_Instruction:_ Write the data out again in full, with no departure from the original.

_Data to process:_
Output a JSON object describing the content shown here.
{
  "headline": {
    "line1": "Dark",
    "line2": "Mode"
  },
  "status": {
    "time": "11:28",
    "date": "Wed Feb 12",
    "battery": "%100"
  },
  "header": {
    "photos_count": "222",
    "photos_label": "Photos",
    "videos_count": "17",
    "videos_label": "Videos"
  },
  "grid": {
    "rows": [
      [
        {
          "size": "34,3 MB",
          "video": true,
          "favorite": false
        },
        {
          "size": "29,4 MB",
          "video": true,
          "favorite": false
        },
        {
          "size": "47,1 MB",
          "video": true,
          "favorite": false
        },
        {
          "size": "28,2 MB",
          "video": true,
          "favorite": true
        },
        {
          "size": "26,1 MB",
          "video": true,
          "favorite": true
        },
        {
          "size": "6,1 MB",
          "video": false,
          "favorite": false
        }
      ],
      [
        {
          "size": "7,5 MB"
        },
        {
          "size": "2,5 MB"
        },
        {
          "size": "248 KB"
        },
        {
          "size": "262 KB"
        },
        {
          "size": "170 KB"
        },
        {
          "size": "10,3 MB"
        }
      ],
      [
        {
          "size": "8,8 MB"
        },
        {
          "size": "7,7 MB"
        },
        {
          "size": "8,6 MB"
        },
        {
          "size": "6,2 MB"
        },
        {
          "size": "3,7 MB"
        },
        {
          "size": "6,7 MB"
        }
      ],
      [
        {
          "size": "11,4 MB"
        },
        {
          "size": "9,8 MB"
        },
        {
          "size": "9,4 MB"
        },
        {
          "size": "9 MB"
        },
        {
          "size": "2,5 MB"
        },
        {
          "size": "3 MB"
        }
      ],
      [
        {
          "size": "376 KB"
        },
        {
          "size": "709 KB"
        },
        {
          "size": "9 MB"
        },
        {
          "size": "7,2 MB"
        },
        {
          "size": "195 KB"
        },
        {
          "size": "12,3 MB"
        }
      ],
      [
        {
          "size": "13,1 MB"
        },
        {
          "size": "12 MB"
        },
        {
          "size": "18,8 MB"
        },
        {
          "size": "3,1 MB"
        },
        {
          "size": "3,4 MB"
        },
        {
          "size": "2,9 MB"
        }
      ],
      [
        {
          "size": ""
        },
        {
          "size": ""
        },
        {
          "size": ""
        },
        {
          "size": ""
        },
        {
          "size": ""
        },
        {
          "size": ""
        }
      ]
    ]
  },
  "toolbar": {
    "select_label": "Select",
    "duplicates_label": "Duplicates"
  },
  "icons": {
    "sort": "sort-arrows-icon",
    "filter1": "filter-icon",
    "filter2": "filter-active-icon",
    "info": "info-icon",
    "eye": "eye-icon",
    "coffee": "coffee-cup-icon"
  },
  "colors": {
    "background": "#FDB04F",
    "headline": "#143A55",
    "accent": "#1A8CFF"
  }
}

_Output of the exercise:_
Output a JSON object describing the content shown here.
{
  "headline": {
    "line1": "Dark",
    "line2": "Mode"
  },
  "status": {
    "time": "11:28",
    "date": "Wed Feb 12",
    "battery": "%100"
  },
  "header": {
    "photos_count": "222",
    "photos_label": "Photos",
    "videos_count": "17",
    "videos_label": "Videos"
  },
  "grid": {
    "rows": [
      [
        {
          "size": "34,3 MB",
          "video": true,
          "favorite": false
        },
        {
          "size": "29,4 MB",
          "video": true,
          "favorite": false
        },
        {
          "size": "47,1 MB",
          "video": true,
          "favorite": false
        },
        {
          "size": "28,2 MB",
          "video": true,
          "favorite": true
        },
        {
          "size": "26,1 MB",
          "video": true,
          "favorite": true
        },
        {
          "size": "6,1 MB",
          "video": false,
          "favorite": false
        }
      ],
      [
        {
          "size": "7,5 MB"
        },
        {
          "size": "2,5 MB"
        },
        {
          "size": "248 KB"
        },
        {
          "size": "262 KB"
        },
        {
          "size": "170 KB"
        },
        {
          "size": "10,3 MB"
        }
      ],
      [
        {
          "size": "8,8 MB"
        },
        {
          "size": "7,7 MB"
        },
        {
          "size": "8,6 MB"
        },
        {
          "size": "6,2 MB"
        },
        {
          "size": "3,7 MB"
        },
        {
          "size": "6,7 MB"
        }
      ],
      [
        {
          "size": "11,4 MB"
        },
        {
          "size": "9,8 MB"
        },
        {
          "size": "9,4 MB"
        },
        {
          "size": "9 MB"
        },
        {
          "size": "2,5 MB"
        },
        {
          "size": "3 MB"
        }
      ],
      [
        {
          "size": "376 KB"
        },
        {
          "size": "709 KB"
        },
        {
          "size": "9 MB"
        },
        {
          "size": "7,2 MB"
        },
        {
          "size": "195 KB"
        },
        {
          "size": "12,3 MB"
        }
      ],
      [
        {
          "size": "13,1 MB"
        },
        {
          "size": "12 MB"
        },
        {
          "size": "18,8 MB"
        },
        {
          "size": "3,1 MB"
        },
        {
          "size": "3,4 MB"
        },
        {
          "size": "2,9 MB"
        }
      ],
      [
        {
          "size": ""
        },
        {
          "size": ""
        },
        {
          "size": ""
        },
        {
          "size": ""
        },
        {
          "size": ""
        },
        {
          "size": ""
        }
      ]
    ]
  },
  "toolbar": {
    "select_label": "Select",
    "duplicates_label": "Duplicates"
  },
  "icons": {
    "sort": "sort-arrows-icon",
    "filter1": "filter-icon",
    "filter2": "filter-active-icon",
    "info": "info-icon",
    "eye": "eye-icon",
    "coffee": "coffee-cup-icon"
  },
  "colors": {
    "background": "#FDB04F",
    "headline": "#143A55",
    "accent": "#1A8CFF"
  }
}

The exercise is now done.